(Lines of data)
* * * * * * *
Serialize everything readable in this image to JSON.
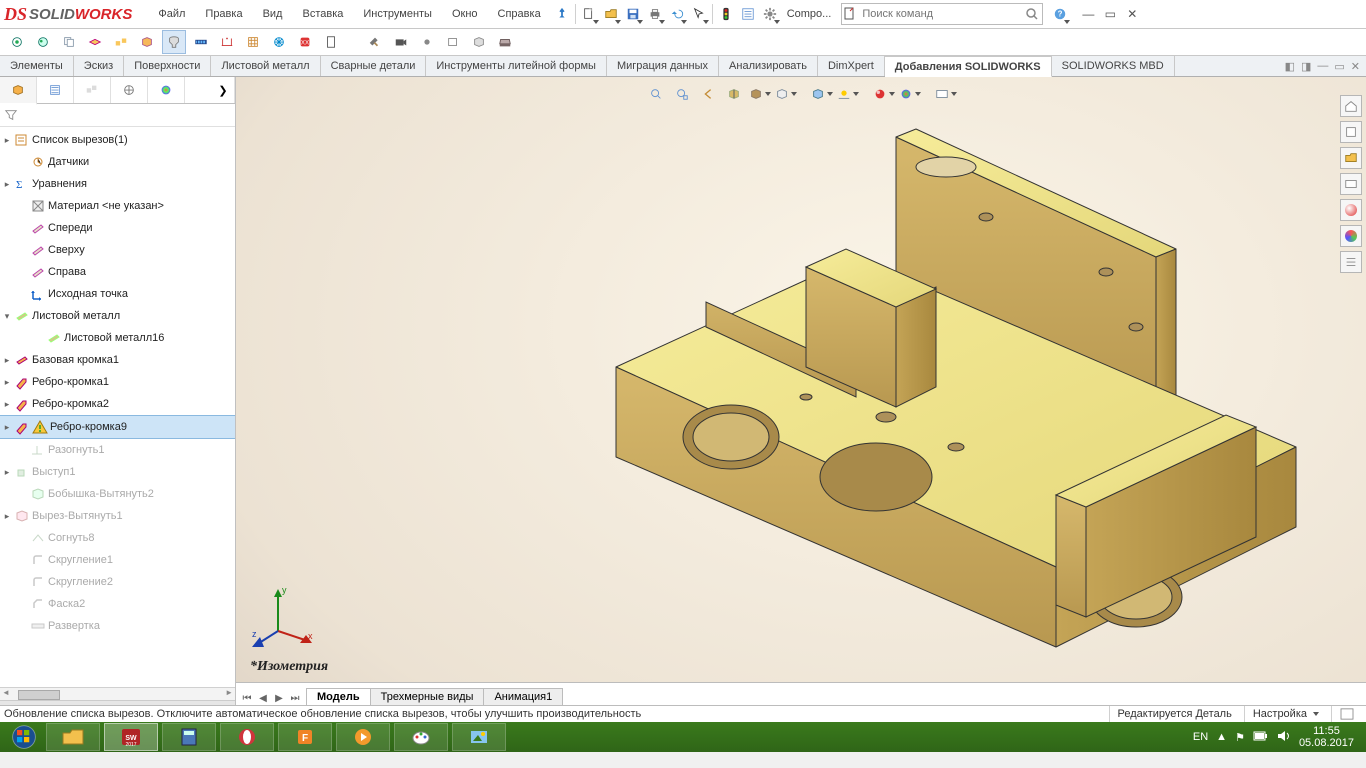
{
  "app": {
    "brand_solid": "SOLID",
    "brand_works": "WORKS",
    "search_placeholder": "Поиск команд",
    "compo_label": "Compo..."
  },
  "menu": [
    "Файл",
    "Правка",
    "Вид",
    "Вставка",
    "Инструменты",
    "Окно",
    "Справка"
  ],
  "cmdtabs": [
    "Элементы",
    "Эскиз",
    "Поверхности",
    "Листовой металл",
    "Сварные детали",
    "Инструменты литейной формы",
    "Миграция данных",
    "Анализировать",
    "DimXpert",
    "Добавления SOLIDWORKS",
    "SOLIDWORKS MBD"
  ],
  "cmdtab_active": 9,
  "tree": [
    {
      "expander": "▸",
      "indent": 0,
      "icon": "cutlist",
      "label": "Список вырезов(1)"
    },
    {
      "expander": "",
      "indent": 1,
      "icon": "sensor",
      "label": "Датчики"
    },
    {
      "expander": "▸",
      "indent": 0,
      "icon": "equation",
      "label": "Уравнения"
    },
    {
      "expander": "",
      "indent": 1,
      "icon": "material",
      "label": "Материал <не указан>"
    },
    {
      "expander": "",
      "indent": 1,
      "icon": "plane",
      "label": "Спереди"
    },
    {
      "expander": "",
      "indent": 1,
      "icon": "plane",
      "label": "Сверху"
    },
    {
      "expander": "",
      "indent": 1,
      "icon": "plane",
      "label": "Справа"
    },
    {
      "expander": "",
      "indent": 1,
      "icon": "origin",
      "label": "Исходная точка"
    },
    {
      "expander": "▾",
      "indent": 0,
      "icon": "sheetmetal",
      "label": "Листовой металл"
    },
    {
      "expander": "",
      "indent": 2,
      "icon": "sheetmetal",
      "label": "Листовой металл16"
    },
    {
      "expander": "▸",
      "indent": 0,
      "icon": "baseflange",
      "label": "Базовая кромка1"
    },
    {
      "expander": "▸",
      "indent": 0,
      "icon": "edgeflange",
      "label": "Ребро-кромка1"
    },
    {
      "expander": "▸",
      "indent": 0,
      "icon": "edgeflange",
      "label": "Ребро-кромка2"
    },
    {
      "expander": "▸",
      "indent": 0,
      "icon": "edgeflange",
      "label": "Ребро-кромка9",
      "warn": true,
      "selected": true
    },
    {
      "expander": "",
      "indent": 1,
      "icon": "unfold",
      "label": "Разогнуть1",
      "disabled": true
    },
    {
      "expander": "▸",
      "indent": 0,
      "icon": "boss",
      "label": "Выступ1",
      "disabled": true
    },
    {
      "expander": "",
      "indent": 1,
      "icon": "extrude",
      "label": "Бобышка-Вытянуть2",
      "disabled": true
    },
    {
      "expander": "▸",
      "indent": 0,
      "icon": "cut",
      "label": "Вырез-Вытянуть1",
      "disabled": true
    },
    {
      "expander": "",
      "indent": 1,
      "icon": "fold",
      "label": "Согнуть8",
      "disabled": true
    },
    {
      "expander": "",
      "indent": 1,
      "icon": "fillet",
      "label": "Скругление1",
      "disabled": true
    },
    {
      "expander": "",
      "indent": 1,
      "icon": "fillet",
      "label": "Скругление2",
      "disabled": true
    },
    {
      "expander": "",
      "indent": 1,
      "icon": "chamfer",
      "label": "Фаска2",
      "disabled": true
    },
    {
      "expander": "",
      "indent": 1,
      "icon": "flatten",
      "label": "Развертка",
      "disabled": true
    }
  ],
  "viewport": {
    "name_label": "*Изометрия",
    "triad_x": "x",
    "triad_y": "y",
    "triad_z": "z"
  },
  "bottom_tabs": [
    "Модель",
    "Трехмерные виды",
    "Анимация1"
  ],
  "bottom_tab_active": 0,
  "status": {
    "message": "Обновление списка вырезов. Отключите автоматическое обновление списка вырезов, чтобы улучшить производительность",
    "mode": "Редактируется Деталь",
    "setting": "Настройка"
  },
  "taskbar": {
    "lang": "EN",
    "time": "11:55",
    "date": "05.08.2017"
  }
}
* * * * * * *
**WHAT IS NEEDED**. Reproduce the material word for word, minus the images.

**RESULT**.
Serialize everything readable in this image to JSON.
{
  "app": {
    "brand_solid": "SOLID",
    "brand_works": "WORKS",
    "search_placeholder": "Поиск команд",
    "compo_label": "Compo..."
  },
  "menu": [
    "Файл",
    "Правка",
    "Вид",
    "Вставка",
    "Инструменты",
    "Окно",
    "Справка"
  ],
  "cmdtabs": [
    "Элементы",
    "Эскиз",
    "Поверхности",
    "Листовой металл",
    "Сварные детали",
    "Инструменты литейной формы",
    "Миграция данных",
    "Анализировать",
    "DimXpert",
    "Добавления SOLIDWORKS",
    "SOLIDWORKS MBD"
  ],
  "cmdtab_active": 9,
  "tree": [
    {
      "expander": "▸",
      "indent": 0,
      "icon": "cutlist",
      "label": "Список вырезов(1)"
    },
    {
      "expander": "",
      "indent": 1,
      "icon": "sensor",
      "label": "Датчики"
    },
    {
      "expander": "▸",
      "indent": 0,
      "icon": "equation",
      "label": "Уравнения"
    },
    {
      "expander": "",
      "indent": 1,
      "icon": "material",
      "label": "Материал <не указан>"
    },
    {
      "expander": "",
      "indent": 1,
      "icon": "plane",
      "label": "Спереди"
    },
    {
      "expander": "",
      "indent": 1,
      "icon": "plane",
      "label": "Сверху"
    },
    {
      "expander": "",
      "indent": 1,
      "icon": "plane",
      "label": "Справа"
    },
    {
      "expander": "",
      "indent": 1,
      "icon": "origin",
      "label": "Исходная точка"
    },
    {
      "expander": "▾",
      "indent": 0,
      "icon": "sheetmetal",
      "label": "Листовой металл"
    },
    {
      "expander": "",
      "indent": 2,
      "icon": "sheetmetal",
      "label": "Листовой металл16"
    },
    {
      "expander": "▸",
      "indent": 0,
      "icon": "baseflange",
      "label": "Базовая кромка1"
    },
    {
      "expander": "▸",
      "indent": 0,
      "icon": "edgeflange",
      "label": "Ребро-кромка1"
    },
    {
      "expander": "▸",
      "indent": 0,
      "icon": "edgeflange",
      "label": "Ребро-кромка2"
    },
    {
      "expander": "▸",
      "indent": 0,
      "icon": "edgeflange",
      "label": "Ребро-кромка9",
      "warn": true,
      "selected": true
    },
    {
      "expander": "",
      "indent": 1,
      "icon": "unfold",
      "label": "Разогнуть1",
      "disabled": true
    },
    {
      "expander": "▸",
      "indent": 0,
      "icon": "boss",
      "label": "Выступ1",
      "disabled": true
    },
    {
      "expander": "",
      "indent": 1,
      "icon": "extrude",
      "label": "Бобышка-Вытянуть2",
      "disabled": true
    },
    {
      "expander": "▸",
      "indent": 0,
      "icon": "cut",
      "label": "Вырез-Вытянуть1",
      "disabled": true
    },
    {
      "expander": "",
      "indent": 1,
      "icon": "fold",
      "label": "Согнуть8",
      "disabled": true
    },
    {
      "expander": "",
      "indent": 1,
      "icon": "fillet",
      "label": "Скругление1",
      "disabled": true
    },
    {
      "expander": "",
      "indent": 1,
      "icon": "fillet",
      "label": "Скругление2",
      "disabled": true
    },
    {
      "expander": "",
      "indent": 1,
      "icon": "chamfer",
      "label": "Фаска2",
      "disabled": true
    },
    {
      "expander": "",
      "indent": 1,
      "icon": "flatten",
      "label": "Развертка",
      "disabled": true
    }
  ],
  "viewport": {
    "name_label": "*Изометрия",
    "triad_x": "x",
    "triad_y": "y",
    "triad_z": "z"
  },
  "bottom_tabs": [
    "Модель",
    "Трехмерные виды",
    "Анимация1"
  ],
  "bottom_tab_active": 0,
  "status": {
    "message": "Обновление списка вырезов. Отключите автоматическое обновление списка вырезов, чтобы улучшить производительность",
    "mode": "Редактируется Деталь",
    "setting": "Настройка"
  },
  "taskbar": {
    "lang": "EN",
    "time": "11:55",
    "date": "05.08.2017"
  }
}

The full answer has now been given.